### Task instructions
All records are to be retyped faithfully and completely.

### Provided data

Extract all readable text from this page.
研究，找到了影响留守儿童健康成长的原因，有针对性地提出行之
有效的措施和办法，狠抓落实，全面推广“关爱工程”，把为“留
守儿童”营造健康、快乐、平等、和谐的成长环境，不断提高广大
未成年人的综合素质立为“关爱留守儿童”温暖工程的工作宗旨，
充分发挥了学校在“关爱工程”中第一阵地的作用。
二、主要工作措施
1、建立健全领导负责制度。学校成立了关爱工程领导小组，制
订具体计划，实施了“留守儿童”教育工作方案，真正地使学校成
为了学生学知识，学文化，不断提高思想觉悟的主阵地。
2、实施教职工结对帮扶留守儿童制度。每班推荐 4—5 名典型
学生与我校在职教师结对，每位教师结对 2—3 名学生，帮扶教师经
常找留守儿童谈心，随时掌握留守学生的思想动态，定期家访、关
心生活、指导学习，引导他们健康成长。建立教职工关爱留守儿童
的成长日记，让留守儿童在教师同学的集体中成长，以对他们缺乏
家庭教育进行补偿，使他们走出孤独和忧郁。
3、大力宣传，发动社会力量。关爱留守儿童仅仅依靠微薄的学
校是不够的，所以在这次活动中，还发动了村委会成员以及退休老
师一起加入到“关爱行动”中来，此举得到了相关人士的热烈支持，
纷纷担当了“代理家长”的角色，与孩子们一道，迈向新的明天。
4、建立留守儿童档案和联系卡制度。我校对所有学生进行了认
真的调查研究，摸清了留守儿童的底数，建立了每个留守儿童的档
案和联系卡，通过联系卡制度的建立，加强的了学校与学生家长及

### Exercise solution
Extract all readable text from this page.
研究，找到了影响留守儿童健康成长的原因，有针对性地提出行之
有效的措施和办法，狠抓落实，全面推广“关爱工程”，把为“留
守儿童”营造健康、快乐、平等、和谐的成长环境，不断提高广大
未成年人的综合素质立为“关爱留守儿童”温暖工程的工作宗旨，
充分发挥了学校在“关爱工程”中第一阵地的作用。
二、主要工作措施
1、建立健全领导负责制度。学校成立了关爱工程领导小组，制
订具体计划，实施了“留守儿童”教育工作方案，真正地使学校成
为了学生学知识，学文化，不断提高思想觉悟的主阵地。
2、实施教职工结对帮扶留守儿童制度。每班推荐 4—5 名典型
学生与我校在职教师结对，每位教师结对 2—3 名学生，帮扶教师经
常找留守儿童谈心，随时掌握留守学生的思想动态，定期家访、关
心生活、指导学习，引导他们健康成长。建立教职工关爱留守儿童
的成长日记，让留守儿童在教师同学的集体中成长，以对他们缺乏
家庭教育进行补偿，使他们走出孤独和忧郁。
3、大力宣传，发动社会力量。关爱留守儿童仅仅依靠微薄的学
校是不够的，所以在这次活动中，还发动了村委会成员以及退休老
师一起加入到“关爱行动”中来，此举得到了相关人士的热烈支持，
纷纷担当了“代理家长”的角色，与孩子们一道，迈向新的明天。
4、建立留守儿童档案和联系卡制度。我校对所有学生进行了认
真的调查研究，摸清了留守儿童的底数，建立了每个留守儿童的档
案和联系卡，通过联系卡制度的建立，加强的了学校与学生家长及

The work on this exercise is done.